Figure dataset records
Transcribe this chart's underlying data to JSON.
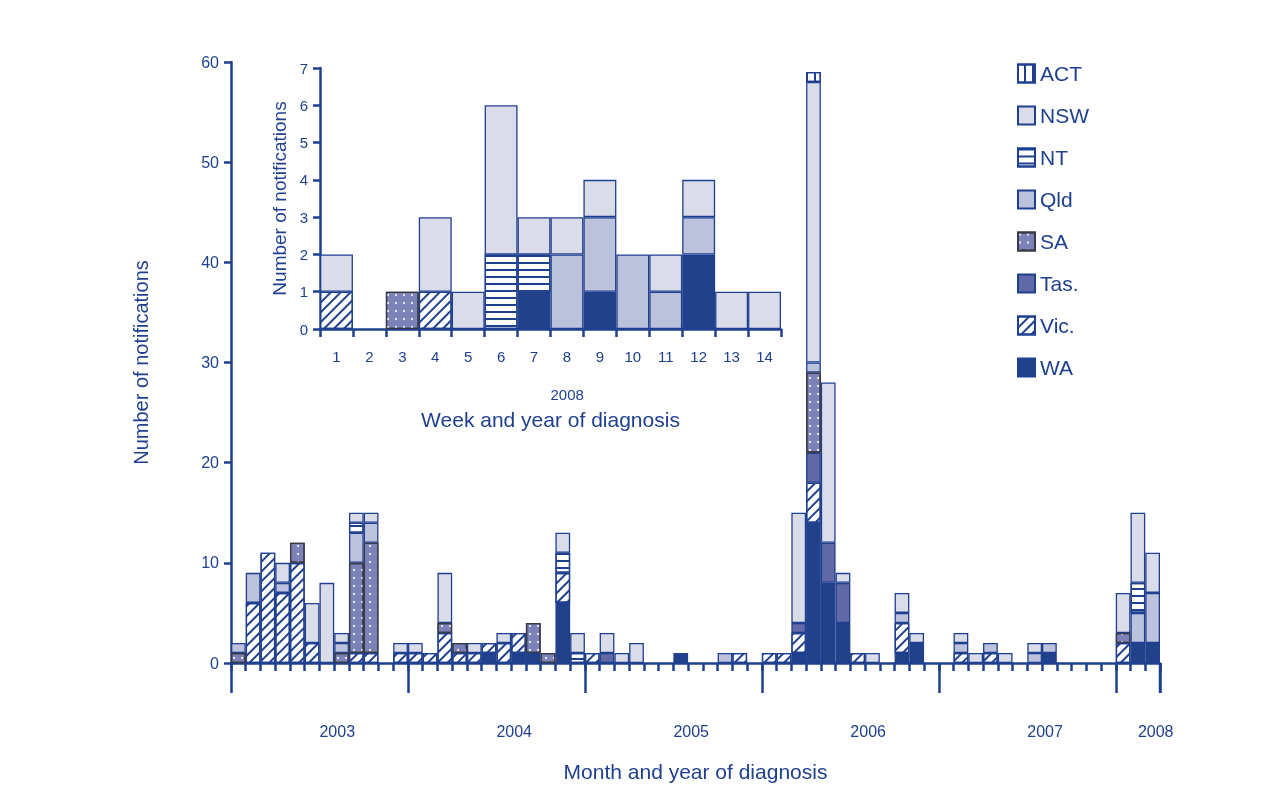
{
  "chart_data": [
    {
      "type": "bar",
      "stacked": true,
      "xlabel": "Month and year of diagnosis",
      "ylabel": "Number of notifications",
      "categories": [
        null,
        null,
        null,
        null,
        null,
        null,
        null,
        null,
        null,
        null,
        null,
        null,
        null,
        null,
        null,
        null,
        null,
        null,
        null,
        null,
        null,
        null,
        null,
        null,
        null,
        null,
        null,
        null,
        null,
        null,
        null,
        null,
        null,
        null,
        null,
        null,
        null,
        null,
        null,
        null,
        null,
        null,
        null,
        null,
        null,
        null,
        null,
        null,
        null,
        null,
        null,
        null,
        null,
        null,
        null,
        null,
        null,
        null,
        null,
        null,
        null,
        null,
        null
      ],
      "ylim": [
        0,
        60
      ],
      "yticks": [
        0,
        10,
        20,
        30,
        40,
        50,
        60
      ],
      "grid": false,
      "legend": "top right",
      "tick_labels": "y",
      "annotations": [
        "2003",
        "2004",
        "2005",
        "2006",
        "2007",
        "2008"
      ],
      "series": [
        {
          "name": "WA",
          "color": "#21418a",
          "values": [
            0,
            0,
            0,
            0,
            0,
            0,
            0,
            0,
            0,
            0,
            0,
            0,
            0,
            0,
            0,
            0,
            0,
            1,
            0,
            1,
            1,
            0,
            6,
            0,
            0,
            0,
            0,
            0,
            0,
            0,
            1,
            0,
            0,
            0,
            0,
            0,
            0,
            0,
            1,
            14,
            8,
            4,
            0,
            0,
            0,
            1,
            2,
            0,
            0,
            0,
            0,
            0,
            0,
            0,
            0,
            1,
            0,
            0,
            0,
            0,
            0,
            2,
            2
          ]
        },
        {
          "name": "Vic.",
          "color": "#ffffff",
          "values": [
            0,
            6,
            11,
            7,
            10,
            2,
            0,
            0,
            1,
            1,
            0,
            1,
            1,
            1,
            3,
            1,
            1,
            1,
            2,
            2,
            0,
            0,
            3,
            0,
            1,
            0,
            0,
            0,
            0,
            0,
            0,
            0,
            0,
            0,
            1,
            0,
            1,
            1,
            2,
            4,
            0,
            0,
            1,
            0,
            0,
            3,
            0,
            0,
            0,
            1,
            0,
            1,
            0,
            0,
            0,
            0,
            0,
            0,
            0,
            0,
            2,
            0,
            0
          ]
        },
        {
          "name": "Tas.",
          "color": "#6169a6",
          "values": [
            0,
            0,
            0,
            0,
            0,
            0,
            0,
            0,
            0,
            0,
            0,
            0,
            0,
            0,
            0,
            0,
            0,
            0,
            0,
            0,
            0,
            0,
            0,
            0,
            0,
            1,
            0,
            0,
            0,
            0,
            0,
            0,
            0,
            0,
            0,
            0,
            0,
            0,
            1,
            3,
            4,
            4,
            0,
            0,
            0,
            0,
            0,
            0,
            0,
            0,
            0,
            0,
            0,
            0,
            0,
            0,
            0,
            0,
            0,
            0,
            0,
            0,
            0
          ]
        },
        {
          "name": "SA",
          "color": "#7a82b8",
          "values": [
            1,
            0,
            0,
            0,
            2,
            0,
            0,
            1,
            9,
            11,
            0,
            0,
            0,
            0,
            1,
            1,
            0,
            0,
            0,
            0,
            3,
            1,
            0,
            0,
            0,
            0,
            0,
            0,
            0,
            0,
            0,
            0,
            0,
            0,
            0,
            0,
            0,
            0,
            0,
            8,
            0,
            0,
            0,
            0,
            0,
            0,
            0,
            0,
            0,
            0,
            0,
            0,
            0,
            0,
            0,
            0,
            0,
            0,
            0,
            0,
            1,
            0,
            0
          ]
        },
        {
          "name": "Qld",
          "color": "#bcc1dc",
          "values": [
            1,
            3,
            0,
            1,
            0,
            0,
            0,
            1,
            3,
            2,
            0,
            0,
            0,
            0,
            0,
            0,
            0,
            0,
            0,
            0,
            0,
            0,
            0,
            0,
            0,
            0,
            0,
            0,
            0,
            0,
            0,
            0,
            0,
            1,
            0,
            0,
            0,
            0,
            0,
            1,
            0,
            0,
            0,
            0,
            0,
            1,
            0,
            0,
            0,
            1,
            0,
            1,
            0,
            0,
            1,
            1,
            0,
            0,
            0,
            0,
            0,
            3,
            5
          ]
        },
        {
          "name": "NT",
          "color": "#ffffff",
          "values": [
            0,
            0,
            0,
            0,
            0,
            0,
            0,
            0,
            1,
            0,
            0,
            0,
            0,
            0,
            0,
            0,
            0,
            0,
            0,
            0,
            0,
            0,
            2,
            1,
            0,
            0,
            0,
            0,
            0,
            0,
            0,
            0,
            0,
            0,
            0,
            0,
            0,
            0,
            0,
            0,
            0,
            0,
            0,
            0,
            0,
            0,
            0,
            0,
            0,
            0,
            0,
            0,
            0,
            0,
            0,
            0,
            0,
            0,
            0,
            0,
            0,
            3,
            0
          ]
        },
        {
          "name": "NSW",
          "color": "#dadcea",
          "values": [
            0,
            0,
            0,
            2,
            0,
            4,
            8,
            1,
            1,
            1,
            0,
            1,
            1,
            0,
            5,
            0,
            1,
            0,
            1,
            0,
            0,
            0,
            2,
            2,
            0,
            2,
            1,
            2,
            0,
            0,
            0,
            0,
            0,
            0,
            0,
            0,
            0,
            0,
            11,
            28,
            16,
            1,
            0,
            1,
            0,
            2,
            1,
            0,
            0,
            1,
            1,
            0,
            1,
            0,
            1,
            0,
            0,
            0,
            0,
            0,
            4,
            7,
            4
          ]
        },
        {
          "name": "ACT",
          "color": "#ffffff",
          "values": [
            0,
            0,
            0,
            0,
            0,
            0,
            0,
            0,
            0,
            0,
            0,
            0,
            0,
            0,
            0,
            0,
            0,
            0,
            0,
            0,
            0,
            0,
            0,
            0,
            0,
            0,
            0,
            0,
            0,
            0,
            0,
            0,
            0,
            0,
            0,
            0,
            0,
            0,
            0,
            1,
            0,
            0,
            0,
            0,
            0,
            0,
            0,
            0,
            0,
            0,
            0,
            0,
            0,
            0,
            0,
            0,
            0,
            0,
            0,
            0,
            0,
            0,
            0
          ]
        }
      ]
    },
    {
      "type": "bar",
      "stacked": true,
      "xlabel": "Week and year of diagnosis",
      "ylabel": "Number of notifications",
      "categories": [
        "1",
        "2",
        "3",
        "4",
        "5",
        "6",
        "7",
        "8",
        "9",
        "10",
        "11",
        "12",
        "13",
        "14"
      ],
      "ylim": [
        0,
        7
      ],
      "yticks": [
        0,
        1,
        2,
        3,
        4,
        5,
        6,
        7
      ],
      "grid": false,
      "annotations": [
        "2008"
      ],
      "series": [
        {
          "color": "#21418a",
          "values": [
            0,
            0,
            0,
            0,
            0,
            0,
            1,
            0,
            1,
            0,
            0,
            2,
            0,
            0
          ]
        },
        {
          "color": "#ffffff",
          "values": [
            1,
            0,
            0,
            1,
            0,
            0,
            0,
            0,
            0,
            0,
            0,
            0,
            0,
            0
          ]
        },
        {
          "color": "#6169a6",
          "values": [
            0,
            0,
            0,
            0,
            0,
            0,
            0,
            0,
            0,
            0,
            0,
            0,
            0,
            0
          ]
        },
        {
          "color": "#7a82b8",
          "values": [
            0,
            0,
            1,
            0,
            0,
            0,
            0,
            0,
            0,
            0,
            0,
            0,
            0,
            0
          ]
        },
        {
          "color": "#bcc1dc",
          "values": [
            0,
            0,
            0,
            0,
            0,
            0,
            0,
            2,
            2,
            2,
            1,
            1,
            0,
            0
          ]
        },
        {
          "color": "#ffffff",
          "values": [
            0,
            0,
            0,
            0,
            0,
            2,
            1,
            0,
            0,
            0,
            0,
            0,
            0,
            0
          ]
        },
        {
          "color": "#dadcea",
          "values": [
            1,
            0,
            0,
            2,
            1,
            4,
            1,
            1,
            1,
            0,
            1,
            1,
            1,
            1
          ]
        },
        {
          "color": "#ffffff",
          "values": [
            0,
            0,
            0,
            0,
            0,
            0,
            0,
            0,
            0,
            0,
            0,
            0,
            0,
            0
          ]
        }
      ]
    }
  ]
}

* _GOAL_
Filter for "xlabel". Return all lines that hold it.

* _FULL SOLUTION_
      "xlabel": "Month and year of diagnosis",
      "xlabel": "Week and year of diagnosis",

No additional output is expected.